# [Directive]
Copy all the entries below exactly, but not the pictures.

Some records
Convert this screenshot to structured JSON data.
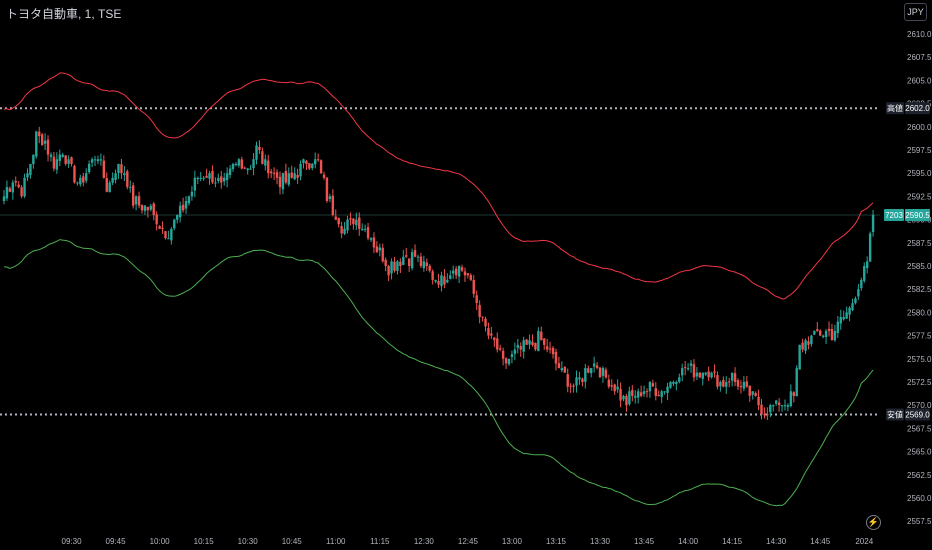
{
  "header": {
    "title": "トヨタ自動車, 1, TSE",
    "currency": "JPY"
  },
  "chart_data": {
    "type": "candlestick",
    "ylim": [
      2557.5,
      2611.5
    ],
    "y_ticks": [
      "2610.0",
      "2607.5",
      "2605.0",
      "2602.5",
      "2600.0",
      "2597.5",
      "2595.0",
      "2592.5",
      "2590.0",
      "2587.5",
      "2585.0",
      "2582.5",
      "2580.0",
      "2577.5",
      "2575.0",
      "2572.5",
      "2570.0",
      "2567.5",
      "2565.0",
      "2562.5",
      "2560.0",
      "2557.5"
    ],
    "x_ticks": [
      {
        "label": "09:30",
        "bar": 23
      },
      {
        "label": "09:45",
        "bar": 38
      },
      {
        "label": "10:00",
        "bar": 53
      },
      {
        "label": "10:15",
        "bar": 68
      },
      {
        "label": "10:30",
        "bar": 83
      },
      {
        "label": "10:45",
        "bar": 98
      },
      {
        "label": "11:00",
        "bar": 113
      },
      {
        "label": "11:15",
        "bar": 128
      },
      {
        "label": "12:30",
        "bar": 143
      },
      {
        "label": "12:45",
        "bar": 158
      },
      {
        "label": "13:00",
        "bar": 173
      },
      {
        "label": "13:15",
        "bar": 188
      },
      {
        "label": "13:30",
        "bar": 203
      },
      {
        "label": "13:45",
        "bar": 218
      },
      {
        "label": "14:00",
        "bar": 233
      },
      {
        "label": "14:15",
        "bar": 248
      },
      {
        "label": "14:30",
        "bar": 263
      },
      {
        "label": "14:45",
        "bar": 278
      },
      {
        "label": "2024",
        "bar": 293
      }
    ],
    "colors": {
      "up": "#26a69a",
      "down": "#ef5350",
      "upper_band": "#f23645",
      "lower_band": "#4caf50",
      "background": "#000000"
    },
    "high_line": {
      "label": "高値",
      "value": "2602.0"
    },
    "low_line": {
      "label": "安値",
      "value": "2569.0"
    },
    "last_price": {
      "volume_label": "7203",
      "value": "2590.5"
    },
    "close_anchors": [
      [
        0,
        2592.5
      ],
      [
        3,
        2594.5
      ],
      [
        6,
        2593.0
      ],
      [
        9,
        2596.0
      ],
      [
        11,
        2599.0
      ],
      [
        14,
        2598.5
      ],
      [
        17,
        2596.0
      ],
      [
        20,
        2597.5
      ],
      [
        23,
        2595.0
      ],
      [
        26,
        2594.0
      ],
      [
        29,
        2596.0
      ],
      [
        32,
        2597.0
      ],
      [
        35,
        2593.5
      ],
      [
        38,
        2595.5
      ],
      [
        41,
        2595.0
      ],
      [
        44,
        2592.0
      ],
      [
        47,
        2591.5
      ],
      [
        50,
        2591.0
      ],
      [
        53,
        2589.5
      ],
      [
        56,
        2588.5
      ],
      [
        59,
        2590.5
      ],
      [
        62,
        2592.0
      ],
      [
        65,
        2594.0
      ],
      [
        68,
        2595.0
      ],
      [
        71,
        2594.5
      ],
      [
        74,
        2593.5
      ],
      [
        77,
        2595.0
      ],
      [
        80,
        2596.5
      ],
      [
        83,
        2595.5
      ],
      [
        86,
        2597.5
      ],
      [
        89,
        2596.0
      ],
      [
        92,
        2595.0
      ],
      [
        95,
        2594.0
      ],
      [
        98,
        2594.5
      ],
      [
        101,
        2595.5
      ],
      [
        104,
        2596.5
      ],
      [
        107,
        2596.0
      ],
      [
        110,
        2592.5
      ],
      [
        113,
        2590.5
      ],
      [
        116,
        2589.0
      ],
      [
        119,
        2590.0
      ],
      [
        122,
        2589.5
      ],
      [
        125,
        2588.0
      ],
      [
        128,
        2586.5
      ],
      [
        131,
        2585.0
      ],
      [
        134,
        2585.5
      ],
      [
        137,
        2586.0
      ],
      [
        140,
        2586.0
      ],
      [
        143,
        2585.0
      ],
      [
        146,
        2584.0
      ],
      [
        149,
        2583.5
      ],
      [
        152,
        2584.5
      ],
      [
        155,
        2585.0
      ],
      [
        158,
        2584.0
      ],
      [
        161,
        2581.0
      ],
      [
        164,
        2578.0
      ],
      [
        167,
        2576.5
      ],
      [
        170,
        2574.5
      ],
      [
        173,
        2575.0
      ],
      [
        176,
        2576.0
      ],
      [
        179,
        2576.5
      ],
      [
        182,
        2577.0
      ],
      [
        185,
        2576.0
      ],
      [
        188,
        2574.5
      ],
      [
        191,
        2573.0
      ],
      [
        194,
        2572.0
      ],
      [
        197,
        2573.0
      ],
      [
        200,
        2574.5
      ],
      [
        203,
        2574.0
      ],
      [
        206,
        2572.5
      ],
      [
        209,
        2571.5
      ],
      [
        212,
        2570.5
      ],
      [
        215,
        2571.0
      ],
      [
        218,
        2571.5
      ],
      [
        221,
        2572.0
      ],
      [
        224,
        2571.5
      ],
      [
        227,
        2572.5
      ],
      [
        230,
        2573.5
      ],
      [
        233,
        2574.0
      ],
      [
        236,
        2573.5
      ],
      [
        239,
        2574.0
      ],
      [
        242,
        2573.0
      ],
      [
        245,
        2572.5
      ],
      [
        248,
        2573.0
      ],
      [
        251,
        2572.0
      ],
      [
        254,
        2571.0
      ],
      [
        257,
        2570.0
      ],
      [
        260,
        2569.5
      ],
      [
        263,
        2570.0
      ],
      [
        266,
        2570.5
      ],
      [
        269,
        2571.0
      ],
      [
        271,
        2576.0
      ],
      [
        273,
        2577.0
      ],
      [
        276,
        2577.5
      ],
      [
        279,
        2578.0
      ],
      [
        282,
        2577.5
      ],
      [
        285,
        2579.0
      ],
      [
        288,
        2580.5
      ],
      [
        291,
        2583.0
      ],
      [
        294,
        2585.0
      ],
      [
        296,
        2590.5
      ]
    ],
    "band_offsets": [
      [
        0,
        8.5
      ],
      [
        20,
        9.0
      ],
      [
        60,
        8.5
      ],
      [
        100,
        9.5
      ],
      [
        140,
        10.5
      ],
      [
        180,
        11.5
      ],
      [
        220,
        12.0
      ],
      [
        260,
        11.5
      ],
      [
        280,
        10.0
      ],
      [
        296,
        9.0
      ]
    ]
  }
}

# [Task response]
Convert this screenshot to structured JSON data.
{
  "header": {
    "title": "トヨタ自動車, 1, TSE",
    "currency": "JPY"
  },
  "chart_data": {
    "type": "candlestick",
    "ylim": [
      2557.5,
      2611.5
    ],
    "y_ticks": [
      "2610.0",
      "2607.5",
      "2605.0",
      "2602.5",
      "2600.0",
      "2597.5",
      "2595.0",
      "2592.5",
      "2590.0",
      "2587.5",
      "2585.0",
      "2582.5",
      "2580.0",
      "2577.5",
      "2575.0",
      "2572.5",
      "2570.0",
      "2567.5",
      "2565.0",
      "2562.5",
      "2560.0",
      "2557.5"
    ],
    "x_ticks": [
      {
        "label": "09:30",
        "bar": 23
      },
      {
        "label": "09:45",
        "bar": 38
      },
      {
        "label": "10:00",
        "bar": 53
      },
      {
        "label": "10:15",
        "bar": 68
      },
      {
        "label": "10:30",
        "bar": 83
      },
      {
        "label": "10:45",
        "bar": 98
      },
      {
        "label": "11:00",
        "bar": 113
      },
      {
        "label": "11:15",
        "bar": 128
      },
      {
        "label": "12:30",
        "bar": 143
      },
      {
        "label": "12:45",
        "bar": 158
      },
      {
        "label": "13:00",
        "bar": 173
      },
      {
        "label": "13:15",
        "bar": 188
      },
      {
        "label": "13:30",
        "bar": 203
      },
      {
        "label": "13:45",
        "bar": 218
      },
      {
        "label": "14:00",
        "bar": 233
      },
      {
        "label": "14:15",
        "bar": 248
      },
      {
        "label": "14:30",
        "bar": 263
      },
      {
        "label": "14:45",
        "bar": 278
      },
      {
        "label": "2024",
        "bar": 293
      }
    ],
    "colors": {
      "up": "#26a69a",
      "down": "#ef5350",
      "upper_band": "#f23645",
      "lower_band": "#4caf50",
      "background": "#000000"
    },
    "high_line": {
      "label": "高値",
      "value": "2602.0"
    },
    "low_line": {
      "label": "安値",
      "value": "2569.0"
    },
    "last_price": {
      "volume_label": "7203",
      "value": "2590.5"
    },
    "close_anchors": [
      [
        0,
        2592.5
      ],
      [
        3,
        2594.5
      ],
      [
        6,
        2593.0
      ],
      [
        9,
        2596.0
      ],
      [
        11,
        2599.0
      ],
      [
        14,
        2598.5
      ],
      [
        17,
        2596.0
      ],
      [
        20,
        2597.5
      ],
      [
        23,
        2595.0
      ],
      [
        26,
        2594.0
      ],
      [
        29,
        2596.0
      ],
      [
        32,
        2597.0
      ],
      [
        35,
        2593.5
      ],
      [
        38,
        2595.5
      ],
      [
        41,
        2595.0
      ],
      [
        44,
        2592.0
      ],
      [
        47,
        2591.5
      ],
      [
        50,
        2591.0
      ],
      [
        53,
        2589.5
      ],
      [
        56,
        2588.5
      ],
      [
        59,
        2590.5
      ],
      [
        62,
        2592.0
      ],
      [
        65,
        2594.0
      ],
      [
        68,
        2595.0
      ],
      [
        71,
        2594.5
      ],
      [
        74,
        2593.5
      ],
      [
        77,
        2595.0
      ],
      [
        80,
        2596.5
      ],
      [
        83,
        2595.5
      ],
      [
        86,
        2597.5
      ],
      [
        89,
        2596.0
      ],
      [
        92,
        2595.0
      ],
      [
        95,
        2594.0
      ],
      [
        98,
        2594.5
      ],
      [
        101,
        2595.5
      ],
      [
        104,
        2596.5
      ],
      [
        107,
        2596.0
      ],
      [
        110,
        2592.5
      ],
      [
        113,
        2590.5
      ],
      [
        116,
        2589.0
      ],
      [
        119,
        2590.0
      ],
      [
        122,
        2589.5
      ],
      [
        125,
        2588.0
      ],
      [
        128,
        2586.5
      ],
      [
        131,
        2585.0
      ],
      [
        134,
        2585.5
      ],
      [
        137,
        2586.0
      ],
      [
        140,
        2586.0
      ],
      [
        143,
        2585.0
      ],
      [
        146,
        2584.0
      ],
      [
        149,
        2583.5
      ],
      [
        152,
        2584.5
      ],
      [
        155,
        2585.0
      ],
      [
        158,
        2584.0
      ],
      [
        161,
        2581.0
      ],
      [
        164,
        2578.0
      ],
      [
        167,
        2576.5
      ],
      [
        170,
        2574.5
      ],
      [
        173,
        2575.0
      ],
      [
        176,
        2576.0
      ],
      [
        179,
        2576.5
      ],
      [
        182,
        2577.0
      ],
      [
        185,
        2576.0
      ],
      [
        188,
        2574.5
      ],
      [
        191,
        2573.0
      ],
      [
        194,
        2572.0
      ],
      [
        197,
        2573.0
      ],
      [
        200,
        2574.5
      ],
      [
        203,
        2574.0
      ],
      [
        206,
        2572.5
      ],
      [
        209,
        2571.5
      ],
      [
        212,
        2570.5
      ],
      [
        215,
        2571.0
      ],
      [
        218,
        2571.5
      ],
      [
        221,
        2572.0
      ],
      [
        224,
        2571.5
      ],
      [
        227,
        2572.5
      ],
      [
        230,
        2573.5
      ],
      [
        233,
        2574.0
      ],
      [
        236,
        2573.5
      ],
      [
        239,
        2574.0
      ],
      [
        242,
        2573.0
      ],
      [
        245,
        2572.5
      ],
      [
        248,
        2573.0
      ],
      [
        251,
        2572.0
      ],
      [
        254,
        2571.0
      ],
      [
        257,
        2570.0
      ],
      [
        260,
        2569.5
      ],
      [
        263,
        2570.0
      ],
      [
        266,
        2570.5
      ],
      [
        269,
        2571.0
      ],
      [
        271,
        2576.0
      ],
      [
        273,
        2577.0
      ],
      [
        276,
        2577.5
      ],
      [
        279,
        2578.0
      ],
      [
        282,
        2577.5
      ],
      [
        285,
        2579.0
      ],
      [
        288,
        2580.5
      ],
      [
        291,
        2583.0
      ],
      [
        294,
        2585.0
      ],
      [
        296,
        2590.5
      ]
    ],
    "band_offsets": [
      [
        0,
        8.5
      ],
      [
        20,
        9.0
      ],
      [
        60,
        8.5
      ],
      [
        100,
        9.5
      ],
      [
        140,
        10.5
      ],
      [
        180,
        11.5
      ],
      [
        220,
        12.0
      ],
      [
        260,
        11.5
      ],
      [
        280,
        10.0
      ],
      [
        296,
        9.0
      ]
    ]
  }
}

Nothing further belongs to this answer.